Produce an exact copy of all the records.

Collection entries =
***

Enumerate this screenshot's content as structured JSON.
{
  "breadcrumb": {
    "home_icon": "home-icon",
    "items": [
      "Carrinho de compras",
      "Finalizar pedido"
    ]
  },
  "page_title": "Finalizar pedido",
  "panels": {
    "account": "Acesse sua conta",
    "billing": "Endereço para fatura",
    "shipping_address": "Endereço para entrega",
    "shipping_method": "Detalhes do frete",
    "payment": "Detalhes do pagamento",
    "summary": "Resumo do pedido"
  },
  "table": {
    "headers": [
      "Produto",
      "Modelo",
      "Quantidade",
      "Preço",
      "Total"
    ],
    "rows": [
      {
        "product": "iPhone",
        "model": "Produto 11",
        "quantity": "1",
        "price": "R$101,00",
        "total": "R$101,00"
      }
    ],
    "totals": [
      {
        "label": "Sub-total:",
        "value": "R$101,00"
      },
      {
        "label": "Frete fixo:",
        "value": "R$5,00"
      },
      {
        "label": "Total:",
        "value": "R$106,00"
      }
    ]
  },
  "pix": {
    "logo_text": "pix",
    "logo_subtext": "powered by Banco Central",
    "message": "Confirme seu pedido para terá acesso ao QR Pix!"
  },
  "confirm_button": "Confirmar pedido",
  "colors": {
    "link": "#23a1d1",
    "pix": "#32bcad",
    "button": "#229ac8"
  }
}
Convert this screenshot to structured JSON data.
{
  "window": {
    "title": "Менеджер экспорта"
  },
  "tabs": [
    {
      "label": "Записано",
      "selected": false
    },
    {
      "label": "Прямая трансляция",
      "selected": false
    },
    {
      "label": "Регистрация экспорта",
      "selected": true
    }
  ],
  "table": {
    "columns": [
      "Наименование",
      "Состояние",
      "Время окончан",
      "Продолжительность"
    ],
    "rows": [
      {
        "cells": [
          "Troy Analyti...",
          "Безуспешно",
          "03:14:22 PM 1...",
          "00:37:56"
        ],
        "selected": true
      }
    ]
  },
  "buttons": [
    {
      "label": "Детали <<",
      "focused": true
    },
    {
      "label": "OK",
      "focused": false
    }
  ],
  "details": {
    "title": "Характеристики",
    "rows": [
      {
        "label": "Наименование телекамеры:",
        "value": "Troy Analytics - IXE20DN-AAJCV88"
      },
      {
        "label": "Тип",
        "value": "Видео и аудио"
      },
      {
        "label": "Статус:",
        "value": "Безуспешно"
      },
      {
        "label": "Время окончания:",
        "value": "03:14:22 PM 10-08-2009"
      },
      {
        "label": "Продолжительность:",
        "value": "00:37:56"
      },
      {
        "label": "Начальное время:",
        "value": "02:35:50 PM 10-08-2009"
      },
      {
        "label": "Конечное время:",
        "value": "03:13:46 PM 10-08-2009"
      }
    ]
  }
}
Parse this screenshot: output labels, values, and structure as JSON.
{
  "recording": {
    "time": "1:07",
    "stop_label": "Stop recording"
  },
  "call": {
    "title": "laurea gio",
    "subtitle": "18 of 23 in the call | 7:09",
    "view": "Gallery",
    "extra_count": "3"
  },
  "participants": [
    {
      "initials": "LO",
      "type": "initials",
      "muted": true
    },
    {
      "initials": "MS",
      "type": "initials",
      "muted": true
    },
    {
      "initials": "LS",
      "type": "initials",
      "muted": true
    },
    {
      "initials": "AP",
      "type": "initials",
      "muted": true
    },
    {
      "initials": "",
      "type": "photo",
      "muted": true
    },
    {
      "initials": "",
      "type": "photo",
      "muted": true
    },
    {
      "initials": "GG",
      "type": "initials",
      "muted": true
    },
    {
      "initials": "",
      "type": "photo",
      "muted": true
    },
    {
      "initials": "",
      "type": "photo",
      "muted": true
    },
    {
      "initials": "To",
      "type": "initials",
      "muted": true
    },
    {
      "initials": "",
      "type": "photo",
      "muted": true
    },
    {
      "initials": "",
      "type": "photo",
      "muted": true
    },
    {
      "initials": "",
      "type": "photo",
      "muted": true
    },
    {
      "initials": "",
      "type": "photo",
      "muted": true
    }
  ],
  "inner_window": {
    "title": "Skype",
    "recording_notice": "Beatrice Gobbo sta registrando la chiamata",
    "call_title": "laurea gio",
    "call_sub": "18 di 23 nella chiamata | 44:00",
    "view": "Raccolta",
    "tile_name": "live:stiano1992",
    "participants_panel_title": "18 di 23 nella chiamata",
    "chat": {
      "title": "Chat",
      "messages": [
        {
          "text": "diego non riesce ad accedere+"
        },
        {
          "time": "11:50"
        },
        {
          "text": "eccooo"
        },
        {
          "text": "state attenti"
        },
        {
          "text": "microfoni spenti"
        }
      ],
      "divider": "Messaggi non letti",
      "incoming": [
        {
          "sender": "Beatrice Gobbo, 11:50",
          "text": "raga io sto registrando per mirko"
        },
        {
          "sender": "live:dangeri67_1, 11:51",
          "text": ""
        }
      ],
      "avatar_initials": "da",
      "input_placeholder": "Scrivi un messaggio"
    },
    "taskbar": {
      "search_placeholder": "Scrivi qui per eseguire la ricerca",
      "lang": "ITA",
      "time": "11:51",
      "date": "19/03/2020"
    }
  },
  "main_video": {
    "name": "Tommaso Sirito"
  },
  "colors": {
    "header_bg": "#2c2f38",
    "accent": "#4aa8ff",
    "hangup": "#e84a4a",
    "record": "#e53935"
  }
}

***

Written solution =
Enumerate this screenshot's content as structured JSON.
{
  "breadcrumb": {
    "home_icon": "home-icon",
    "items": [
      "Carrinho de compras",
      "Finalizar pedido"
    ]
  },
  "page_title": "Finalizar pedido",
  "panels": {
    "account": "Acesse sua conta",
    "billing": "Endereço para fatura",
    "shipping_address": "Endereço para entrega",
    "shipping_method": "Detalhes do frete",
    "payment": "Detalhes do pagamento",
    "summary": "Resumo do pedido"
  },
  "table": {
    "headers": [
      "Produto",
      "Modelo",
      "Quantidade",
      "Preço",
      "Total"
    ],
    "rows": [
      {
        "product": "iPhone",
        "model": "Produto 11",
        "quantity": "1",
        "price": "R$101,00",
        "total": "R$101,00"
      }
    ],
    "totals": [
      {
        "label": "Sub-total:",
        "value": "R$101,00"
      },
      {
        "label": "Frete fixo:",
        "value": "R$5,00"
      },
      {
        "label": "Total:",
        "value": "R$106,00"
      }
    ]
  },
  "pix": {
    "logo_text": "pix",
    "logo_subtext": "powered by Banco Central",
    "message": "Confirme seu pedido para terá acesso ao QR Pix!"
  },
  "confirm_button": "Confirmar pedido",
  "colors": {
    "link": "#23a1d1",
    "pix": "#32bcad",
    "button": "#229ac8"
  }
}
Convert this screenshot to structured JSON data.
{
  "window": {
    "title": "Менеджер экспорта"
  },
  "tabs": [
    {
      "label": "Записано",
      "selected": false
    },
    {
      "label": "Прямая трансляция",
      "selected": false
    },
    {
      "label": "Регистрация экспорта",
      "selected": true
    }
  ],
  "table": {
    "columns": [
      "Наименование",
      "Состояние",
      "Время окончан",
      "Продолжительность"
    ],
    "rows": [
      {
        "cells": [
          "Troy Analyti...",
          "Безуспешно",
          "03:14:22 PM 1...",
          "00:37:56"
        ],
        "selected": true
      }
    ]
  },
  "buttons": [
    {
      "label": "Детали <<",
      "focused": true
    },
    {
      "label": "OK",
      "focused": false
    }
  ],
  "details": {
    "title": "Характеристики",
    "rows": [
      {
        "label": "Наименование телекамеры:",
        "value": "Troy Analytics - IXE20DN-AAJCV88"
      },
      {
        "label": "Тип",
        "value": "Видео и аудио"
      },
      {
        "label": "Статус:",
        "value": "Безуспешно"
      },
      {
        "label": "Время окончания:",
        "value": "03:14:22 PM 10-08-2009"
      },
      {
        "label": "Продолжительность:",
        "value": "00:37:56"
      },
      {
        "label": "Начальное время:",
        "value": "02:35:50 PM 10-08-2009"
      },
      {
        "label": "Конечное время:",
        "value": "03:13:46 PM 10-08-2009"
      }
    ]
  }
}
Parse this screenshot: output labels, values, and structure as JSON.
{
  "recording": {
    "time": "1:07",
    "stop_label": "Stop recording"
  },
  "call": {
    "title": "laurea gio",
    "subtitle": "18 of 23 in the call | 7:09",
    "view": "Gallery",
    "extra_count": "3"
  },
  "participants": [
    {
      "initials": "LO",
      "type": "initials",
      "muted": true
    },
    {
      "initials": "MS",
      "type": "initials",
      "muted": true
    },
    {
      "initials": "LS",
      "type": "initials",
      "muted": true
    },
    {
      "initials": "AP",
      "type": "initials",
      "muted": true
    },
    {
      "initials": "",
      "type": "photo",
      "muted": true
    },
    {
      "initials": "",
      "type": "photo",
      "muted": true
    },
    {
      "initials": "GG",
      "type": "initials",
      "muted": true
    },
    {
      "initials": "",
      "type": "photo",
      "muted": true
    },
    {
      "initials": "",
      "type": "photo",
      "muted": true
    },
    {
      "initials": "To",
      "type": "initials",
      "muted": true
    },
    {
      "initials": "",
      "type": "photo",
      "muted": true
    },
    {
      "initials": "",
      "type": "photo",
      "muted": true
    },
    {
      "initials": "",
      "type": "photo",
      "muted": true
    },
    {
      "initials": "",
      "type": "photo",
      "muted": true
    }
  ],
  "inner_window": {
    "title": "Skype",
    "recording_notice": "Beatrice Gobbo sta registrando la chiamata",
    "call_title": "laurea gio",
    "call_sub": "18 di 23 nella chiamata | 44:00",
    "view": "Raccolta",
    "tile_name": "live:stiano1992",
    "participants_panel_title": "18 di 23 nella chiamata",
    "chat": {
      "title": "Chat",
      "messages": [
        {
          "text": "diego non riesce ad accedere+"
        },
        {
          "time": "11:50"
        },
        {
          "text": "eccooo"
        },
        {
          "text": "state attenti"
        },
        {
          "text": "microfoni spenti"
        }
      ],
      "divider": "Messaggi non letti",
      "incoming": [
        {
          "sender": "Beatrice Gobbo, 11:50",
          "text": "raga io sto registrando per mirko"
        },
        {
          "sender": "live:dangeri67_1, 11:51",
          "text": ""
        }
      ],
      "avatar_initials": "da",
      "input_placeholder": "Scrivi un messaggio"
    },
    "taskbar": {
      "search_placeholder": "Scrivi qui per eseguire la ricerca",
      "lang": "ITA",
      "time": "11:51",
      "date": "19/03/2020"
    }
  },
  "main_video": {
    "name": "Tommaso Sirito"
  },
  "colors": {
    "header_bg": "#2c2f38",
    "accent": "#4aa8ff",
    "hangup": "#e84a4a",
    "record": "#e53935"
  }
}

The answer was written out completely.